§ **What the task asks**
Pull every line of the entries that has the word "HTML".

— start Data to process —

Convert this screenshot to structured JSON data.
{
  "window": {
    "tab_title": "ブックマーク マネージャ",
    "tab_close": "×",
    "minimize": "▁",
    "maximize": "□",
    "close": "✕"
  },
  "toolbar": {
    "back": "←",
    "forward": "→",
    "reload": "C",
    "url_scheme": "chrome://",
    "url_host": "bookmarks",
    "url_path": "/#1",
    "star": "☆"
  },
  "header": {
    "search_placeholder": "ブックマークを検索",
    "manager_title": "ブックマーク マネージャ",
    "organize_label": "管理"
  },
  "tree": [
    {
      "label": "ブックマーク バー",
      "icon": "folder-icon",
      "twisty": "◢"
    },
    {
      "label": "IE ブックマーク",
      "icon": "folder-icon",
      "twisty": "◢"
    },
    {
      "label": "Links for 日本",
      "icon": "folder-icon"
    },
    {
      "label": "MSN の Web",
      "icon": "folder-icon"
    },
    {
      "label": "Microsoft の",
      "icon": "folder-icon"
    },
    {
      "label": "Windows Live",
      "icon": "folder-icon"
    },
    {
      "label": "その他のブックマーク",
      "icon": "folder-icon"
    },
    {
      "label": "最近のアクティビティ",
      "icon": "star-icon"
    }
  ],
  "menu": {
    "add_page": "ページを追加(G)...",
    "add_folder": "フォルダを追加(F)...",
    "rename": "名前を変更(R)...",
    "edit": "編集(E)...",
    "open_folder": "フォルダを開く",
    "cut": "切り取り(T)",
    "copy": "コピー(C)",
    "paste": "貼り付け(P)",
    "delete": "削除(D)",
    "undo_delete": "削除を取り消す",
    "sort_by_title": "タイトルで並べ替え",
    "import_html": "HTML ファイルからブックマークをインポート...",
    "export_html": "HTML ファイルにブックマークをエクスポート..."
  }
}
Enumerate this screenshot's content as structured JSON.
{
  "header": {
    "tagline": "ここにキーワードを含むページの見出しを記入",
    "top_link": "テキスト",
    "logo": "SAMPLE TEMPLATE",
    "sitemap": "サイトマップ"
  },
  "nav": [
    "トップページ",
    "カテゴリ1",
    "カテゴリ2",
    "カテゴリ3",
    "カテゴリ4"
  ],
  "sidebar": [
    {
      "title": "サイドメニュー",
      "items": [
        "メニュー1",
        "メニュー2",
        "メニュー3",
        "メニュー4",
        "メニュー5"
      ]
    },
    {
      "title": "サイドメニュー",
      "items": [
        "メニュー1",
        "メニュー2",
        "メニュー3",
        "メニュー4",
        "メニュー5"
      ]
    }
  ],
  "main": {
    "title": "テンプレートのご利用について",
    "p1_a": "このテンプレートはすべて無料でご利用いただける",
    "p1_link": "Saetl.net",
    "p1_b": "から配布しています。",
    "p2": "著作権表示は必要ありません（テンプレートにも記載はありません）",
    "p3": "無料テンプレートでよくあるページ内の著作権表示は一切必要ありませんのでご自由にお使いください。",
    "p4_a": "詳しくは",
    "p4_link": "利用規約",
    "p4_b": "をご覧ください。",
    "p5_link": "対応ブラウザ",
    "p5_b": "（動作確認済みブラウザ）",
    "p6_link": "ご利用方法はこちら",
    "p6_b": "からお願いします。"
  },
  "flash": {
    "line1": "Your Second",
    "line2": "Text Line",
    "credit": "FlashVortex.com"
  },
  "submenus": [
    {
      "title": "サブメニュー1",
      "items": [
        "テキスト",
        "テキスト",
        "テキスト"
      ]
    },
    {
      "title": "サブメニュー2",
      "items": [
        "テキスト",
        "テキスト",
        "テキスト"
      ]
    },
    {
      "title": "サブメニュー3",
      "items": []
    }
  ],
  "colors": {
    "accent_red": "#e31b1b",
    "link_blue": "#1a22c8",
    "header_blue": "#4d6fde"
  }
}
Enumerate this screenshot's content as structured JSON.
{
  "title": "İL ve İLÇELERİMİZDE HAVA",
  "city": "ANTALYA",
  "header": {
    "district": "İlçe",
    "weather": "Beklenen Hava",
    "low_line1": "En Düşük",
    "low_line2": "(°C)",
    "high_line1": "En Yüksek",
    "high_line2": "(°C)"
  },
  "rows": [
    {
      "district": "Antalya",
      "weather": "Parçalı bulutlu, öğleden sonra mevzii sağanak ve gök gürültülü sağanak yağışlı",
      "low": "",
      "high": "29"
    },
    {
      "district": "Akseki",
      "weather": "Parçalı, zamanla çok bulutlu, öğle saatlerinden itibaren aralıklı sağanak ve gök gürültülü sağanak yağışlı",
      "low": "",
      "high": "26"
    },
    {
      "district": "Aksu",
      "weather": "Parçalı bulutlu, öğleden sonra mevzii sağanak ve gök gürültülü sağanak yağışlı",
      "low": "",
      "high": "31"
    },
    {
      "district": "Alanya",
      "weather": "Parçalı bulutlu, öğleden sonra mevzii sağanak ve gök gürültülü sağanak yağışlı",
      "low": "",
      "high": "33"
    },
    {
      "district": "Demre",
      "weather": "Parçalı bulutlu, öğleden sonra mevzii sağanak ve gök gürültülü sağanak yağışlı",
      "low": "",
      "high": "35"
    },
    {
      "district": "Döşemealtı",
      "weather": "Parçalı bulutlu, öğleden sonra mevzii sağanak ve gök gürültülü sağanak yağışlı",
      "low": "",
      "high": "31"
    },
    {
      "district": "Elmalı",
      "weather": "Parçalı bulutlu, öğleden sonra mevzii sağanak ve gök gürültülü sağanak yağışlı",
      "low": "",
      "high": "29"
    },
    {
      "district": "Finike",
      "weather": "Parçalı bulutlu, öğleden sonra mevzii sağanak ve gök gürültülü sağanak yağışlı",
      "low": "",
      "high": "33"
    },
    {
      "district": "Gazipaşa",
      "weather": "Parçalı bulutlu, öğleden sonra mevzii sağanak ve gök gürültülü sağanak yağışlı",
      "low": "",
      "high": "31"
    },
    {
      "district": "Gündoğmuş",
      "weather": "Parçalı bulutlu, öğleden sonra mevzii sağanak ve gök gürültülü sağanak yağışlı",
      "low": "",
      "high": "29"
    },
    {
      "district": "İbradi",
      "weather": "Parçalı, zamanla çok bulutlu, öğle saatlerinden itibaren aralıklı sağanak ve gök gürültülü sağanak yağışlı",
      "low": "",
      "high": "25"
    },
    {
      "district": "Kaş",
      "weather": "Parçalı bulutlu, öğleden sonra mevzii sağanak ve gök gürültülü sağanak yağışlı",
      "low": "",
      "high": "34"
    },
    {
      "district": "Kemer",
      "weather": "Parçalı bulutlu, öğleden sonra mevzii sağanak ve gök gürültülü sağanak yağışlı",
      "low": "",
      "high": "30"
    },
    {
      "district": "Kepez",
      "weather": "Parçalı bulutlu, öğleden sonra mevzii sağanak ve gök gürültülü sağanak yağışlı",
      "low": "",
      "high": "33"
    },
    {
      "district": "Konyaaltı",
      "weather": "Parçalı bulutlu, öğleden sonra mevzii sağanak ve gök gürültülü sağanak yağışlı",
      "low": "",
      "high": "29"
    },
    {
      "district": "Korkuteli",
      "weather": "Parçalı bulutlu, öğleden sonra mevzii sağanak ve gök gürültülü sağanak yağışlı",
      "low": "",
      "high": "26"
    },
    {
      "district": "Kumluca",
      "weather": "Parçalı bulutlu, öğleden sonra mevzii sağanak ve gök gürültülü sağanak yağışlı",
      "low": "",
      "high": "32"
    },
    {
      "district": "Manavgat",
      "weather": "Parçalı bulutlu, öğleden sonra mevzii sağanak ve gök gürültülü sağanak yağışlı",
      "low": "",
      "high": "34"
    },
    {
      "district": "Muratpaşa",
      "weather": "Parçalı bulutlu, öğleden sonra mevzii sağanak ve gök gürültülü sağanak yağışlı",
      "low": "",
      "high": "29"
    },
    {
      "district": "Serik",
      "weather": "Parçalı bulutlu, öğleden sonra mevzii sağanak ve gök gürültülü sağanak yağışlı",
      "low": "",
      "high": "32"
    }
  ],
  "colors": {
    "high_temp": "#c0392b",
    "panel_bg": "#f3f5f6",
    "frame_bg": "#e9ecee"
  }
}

— end Data to process —

§ **Result of this task**
    "import_html": "HTML ファイルからブックマークをインポート...",
    "export_html": "HTML ファイルにブックマークをエクスポート..."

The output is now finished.